§ **Exercise**:
Using the listing beneath this task, count the lines with the word "يحيى" and write only the result.

BEGIN Provided data

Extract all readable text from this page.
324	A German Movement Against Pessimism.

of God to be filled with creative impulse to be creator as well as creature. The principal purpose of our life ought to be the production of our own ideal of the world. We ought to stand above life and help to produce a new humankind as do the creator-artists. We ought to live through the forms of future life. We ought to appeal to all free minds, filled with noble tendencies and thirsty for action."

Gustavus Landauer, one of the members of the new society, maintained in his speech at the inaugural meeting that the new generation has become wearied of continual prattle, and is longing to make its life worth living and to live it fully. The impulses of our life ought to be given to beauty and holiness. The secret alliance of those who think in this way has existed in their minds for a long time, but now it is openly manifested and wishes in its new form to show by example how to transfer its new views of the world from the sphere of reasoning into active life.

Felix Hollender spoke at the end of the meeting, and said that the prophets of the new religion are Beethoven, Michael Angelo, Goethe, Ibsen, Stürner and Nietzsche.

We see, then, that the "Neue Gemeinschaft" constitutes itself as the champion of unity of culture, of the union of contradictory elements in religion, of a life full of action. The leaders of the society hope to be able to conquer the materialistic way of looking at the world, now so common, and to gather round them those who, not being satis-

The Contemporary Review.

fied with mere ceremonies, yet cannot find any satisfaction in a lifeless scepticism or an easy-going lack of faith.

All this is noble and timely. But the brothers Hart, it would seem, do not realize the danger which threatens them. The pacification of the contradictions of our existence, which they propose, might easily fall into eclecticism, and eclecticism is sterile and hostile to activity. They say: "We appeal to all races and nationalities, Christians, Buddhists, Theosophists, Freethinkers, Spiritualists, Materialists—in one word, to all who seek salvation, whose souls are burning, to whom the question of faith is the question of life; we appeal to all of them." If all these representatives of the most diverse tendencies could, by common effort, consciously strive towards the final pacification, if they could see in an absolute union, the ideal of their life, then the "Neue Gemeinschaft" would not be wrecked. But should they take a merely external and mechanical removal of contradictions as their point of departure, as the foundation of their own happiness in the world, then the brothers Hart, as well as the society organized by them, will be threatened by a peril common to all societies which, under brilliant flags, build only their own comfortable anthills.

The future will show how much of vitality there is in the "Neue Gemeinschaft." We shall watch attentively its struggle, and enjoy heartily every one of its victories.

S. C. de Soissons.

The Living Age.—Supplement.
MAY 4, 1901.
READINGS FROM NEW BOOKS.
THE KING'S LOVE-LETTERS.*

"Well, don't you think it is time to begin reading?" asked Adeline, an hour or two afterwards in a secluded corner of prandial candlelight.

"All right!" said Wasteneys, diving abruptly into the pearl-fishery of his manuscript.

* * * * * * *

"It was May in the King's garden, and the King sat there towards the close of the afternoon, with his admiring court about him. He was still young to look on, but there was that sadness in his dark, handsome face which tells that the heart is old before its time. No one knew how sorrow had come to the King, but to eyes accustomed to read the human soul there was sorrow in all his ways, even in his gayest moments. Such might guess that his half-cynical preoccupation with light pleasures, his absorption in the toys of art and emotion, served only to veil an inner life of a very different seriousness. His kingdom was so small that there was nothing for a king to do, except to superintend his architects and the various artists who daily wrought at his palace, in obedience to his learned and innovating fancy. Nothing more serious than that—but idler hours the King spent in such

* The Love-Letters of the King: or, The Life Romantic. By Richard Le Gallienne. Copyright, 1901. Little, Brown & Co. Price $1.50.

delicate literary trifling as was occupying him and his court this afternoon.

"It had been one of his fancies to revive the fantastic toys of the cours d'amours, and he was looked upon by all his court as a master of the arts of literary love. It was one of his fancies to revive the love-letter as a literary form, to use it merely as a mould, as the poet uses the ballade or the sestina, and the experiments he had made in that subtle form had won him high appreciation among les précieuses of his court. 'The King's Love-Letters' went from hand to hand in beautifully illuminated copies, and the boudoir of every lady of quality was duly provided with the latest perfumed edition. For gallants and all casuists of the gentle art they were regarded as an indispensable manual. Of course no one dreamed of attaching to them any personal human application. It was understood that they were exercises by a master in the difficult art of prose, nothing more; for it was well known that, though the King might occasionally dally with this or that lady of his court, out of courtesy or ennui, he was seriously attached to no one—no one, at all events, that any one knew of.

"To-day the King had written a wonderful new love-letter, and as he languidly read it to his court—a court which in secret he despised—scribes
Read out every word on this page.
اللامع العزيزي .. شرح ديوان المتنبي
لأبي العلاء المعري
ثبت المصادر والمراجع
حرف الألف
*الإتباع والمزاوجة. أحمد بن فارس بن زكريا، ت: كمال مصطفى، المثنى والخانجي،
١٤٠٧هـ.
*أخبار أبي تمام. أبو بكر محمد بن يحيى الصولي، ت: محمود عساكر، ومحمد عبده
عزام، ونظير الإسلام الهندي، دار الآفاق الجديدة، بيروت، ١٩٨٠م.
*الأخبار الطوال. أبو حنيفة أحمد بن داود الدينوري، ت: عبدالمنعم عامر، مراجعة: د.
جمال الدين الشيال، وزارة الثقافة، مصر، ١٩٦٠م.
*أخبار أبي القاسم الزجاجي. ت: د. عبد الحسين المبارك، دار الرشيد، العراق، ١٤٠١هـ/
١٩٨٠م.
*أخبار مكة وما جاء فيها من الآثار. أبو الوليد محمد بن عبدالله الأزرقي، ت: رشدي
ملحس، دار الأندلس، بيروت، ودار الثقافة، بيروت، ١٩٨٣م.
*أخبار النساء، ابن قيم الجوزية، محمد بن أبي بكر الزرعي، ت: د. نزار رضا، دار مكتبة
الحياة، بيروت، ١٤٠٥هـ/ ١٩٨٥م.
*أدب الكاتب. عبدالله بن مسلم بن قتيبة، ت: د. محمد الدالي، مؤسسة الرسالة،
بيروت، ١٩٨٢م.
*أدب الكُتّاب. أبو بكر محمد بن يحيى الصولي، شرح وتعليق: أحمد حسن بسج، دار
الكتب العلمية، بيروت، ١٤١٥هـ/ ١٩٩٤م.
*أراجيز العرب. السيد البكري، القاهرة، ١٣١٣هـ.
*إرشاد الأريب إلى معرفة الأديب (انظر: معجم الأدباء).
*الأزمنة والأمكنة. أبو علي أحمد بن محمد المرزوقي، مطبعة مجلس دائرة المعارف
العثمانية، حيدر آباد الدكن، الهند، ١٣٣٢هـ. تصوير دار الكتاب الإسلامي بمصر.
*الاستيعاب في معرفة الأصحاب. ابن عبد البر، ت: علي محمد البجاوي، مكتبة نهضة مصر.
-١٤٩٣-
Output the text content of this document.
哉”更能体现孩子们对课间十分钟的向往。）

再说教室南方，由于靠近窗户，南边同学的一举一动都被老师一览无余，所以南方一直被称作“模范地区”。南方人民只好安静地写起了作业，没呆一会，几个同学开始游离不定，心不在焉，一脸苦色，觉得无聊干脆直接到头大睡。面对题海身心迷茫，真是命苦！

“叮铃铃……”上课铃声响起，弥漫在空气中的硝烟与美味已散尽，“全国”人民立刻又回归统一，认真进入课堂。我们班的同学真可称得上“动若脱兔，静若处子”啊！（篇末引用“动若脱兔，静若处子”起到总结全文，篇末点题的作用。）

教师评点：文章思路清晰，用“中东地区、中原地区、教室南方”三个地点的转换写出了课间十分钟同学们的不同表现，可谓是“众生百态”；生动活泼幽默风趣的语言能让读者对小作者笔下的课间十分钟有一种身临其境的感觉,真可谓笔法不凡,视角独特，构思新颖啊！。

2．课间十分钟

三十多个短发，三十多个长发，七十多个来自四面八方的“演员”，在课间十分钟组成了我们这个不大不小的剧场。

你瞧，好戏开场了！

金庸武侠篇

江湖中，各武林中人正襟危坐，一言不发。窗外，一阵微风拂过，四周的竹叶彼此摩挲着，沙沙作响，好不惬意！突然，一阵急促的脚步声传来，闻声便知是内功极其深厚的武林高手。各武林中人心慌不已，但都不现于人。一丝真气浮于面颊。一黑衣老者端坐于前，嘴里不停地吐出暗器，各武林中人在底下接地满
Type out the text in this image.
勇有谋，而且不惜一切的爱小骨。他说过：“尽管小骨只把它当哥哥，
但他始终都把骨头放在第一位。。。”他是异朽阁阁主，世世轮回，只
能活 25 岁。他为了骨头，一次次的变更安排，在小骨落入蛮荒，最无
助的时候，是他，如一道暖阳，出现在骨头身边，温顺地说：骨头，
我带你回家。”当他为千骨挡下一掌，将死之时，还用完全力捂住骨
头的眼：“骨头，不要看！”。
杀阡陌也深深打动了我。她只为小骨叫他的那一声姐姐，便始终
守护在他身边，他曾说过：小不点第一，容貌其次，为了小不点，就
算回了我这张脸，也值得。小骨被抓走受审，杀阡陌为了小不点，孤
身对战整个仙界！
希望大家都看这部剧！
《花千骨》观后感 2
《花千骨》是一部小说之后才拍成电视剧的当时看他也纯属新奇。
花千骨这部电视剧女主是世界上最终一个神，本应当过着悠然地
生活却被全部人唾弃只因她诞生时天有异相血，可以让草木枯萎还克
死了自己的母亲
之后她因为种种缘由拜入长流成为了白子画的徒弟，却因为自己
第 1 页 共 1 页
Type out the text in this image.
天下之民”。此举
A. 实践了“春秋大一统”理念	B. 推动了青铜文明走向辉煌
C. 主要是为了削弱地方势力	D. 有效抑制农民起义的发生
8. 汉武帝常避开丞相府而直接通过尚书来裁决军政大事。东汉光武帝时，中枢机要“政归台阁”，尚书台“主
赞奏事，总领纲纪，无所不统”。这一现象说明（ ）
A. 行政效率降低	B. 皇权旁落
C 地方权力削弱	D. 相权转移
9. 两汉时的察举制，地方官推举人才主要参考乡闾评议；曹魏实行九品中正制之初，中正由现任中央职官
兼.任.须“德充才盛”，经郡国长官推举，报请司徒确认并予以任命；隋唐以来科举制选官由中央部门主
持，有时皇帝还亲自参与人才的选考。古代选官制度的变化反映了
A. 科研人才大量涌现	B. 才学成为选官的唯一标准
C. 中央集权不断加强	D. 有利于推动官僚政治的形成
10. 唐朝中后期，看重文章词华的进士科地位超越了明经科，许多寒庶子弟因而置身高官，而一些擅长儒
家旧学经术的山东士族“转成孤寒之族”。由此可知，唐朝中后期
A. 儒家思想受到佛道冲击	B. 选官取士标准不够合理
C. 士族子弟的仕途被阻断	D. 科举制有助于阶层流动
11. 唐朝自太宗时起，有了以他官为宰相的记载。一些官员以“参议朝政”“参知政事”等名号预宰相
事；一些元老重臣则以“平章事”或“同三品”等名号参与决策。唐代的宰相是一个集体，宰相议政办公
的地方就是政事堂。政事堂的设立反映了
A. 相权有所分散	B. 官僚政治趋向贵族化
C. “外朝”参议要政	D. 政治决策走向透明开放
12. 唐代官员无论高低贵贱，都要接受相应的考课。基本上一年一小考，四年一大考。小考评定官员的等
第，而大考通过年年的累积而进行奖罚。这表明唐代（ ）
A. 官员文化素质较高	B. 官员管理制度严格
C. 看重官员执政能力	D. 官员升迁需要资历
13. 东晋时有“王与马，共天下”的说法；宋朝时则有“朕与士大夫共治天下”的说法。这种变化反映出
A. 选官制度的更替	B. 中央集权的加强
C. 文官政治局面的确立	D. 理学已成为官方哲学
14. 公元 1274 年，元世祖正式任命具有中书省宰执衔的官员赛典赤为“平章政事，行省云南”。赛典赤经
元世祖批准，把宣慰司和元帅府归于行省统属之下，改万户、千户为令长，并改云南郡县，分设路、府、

END Provided data

§ **Result of the exercise**:
2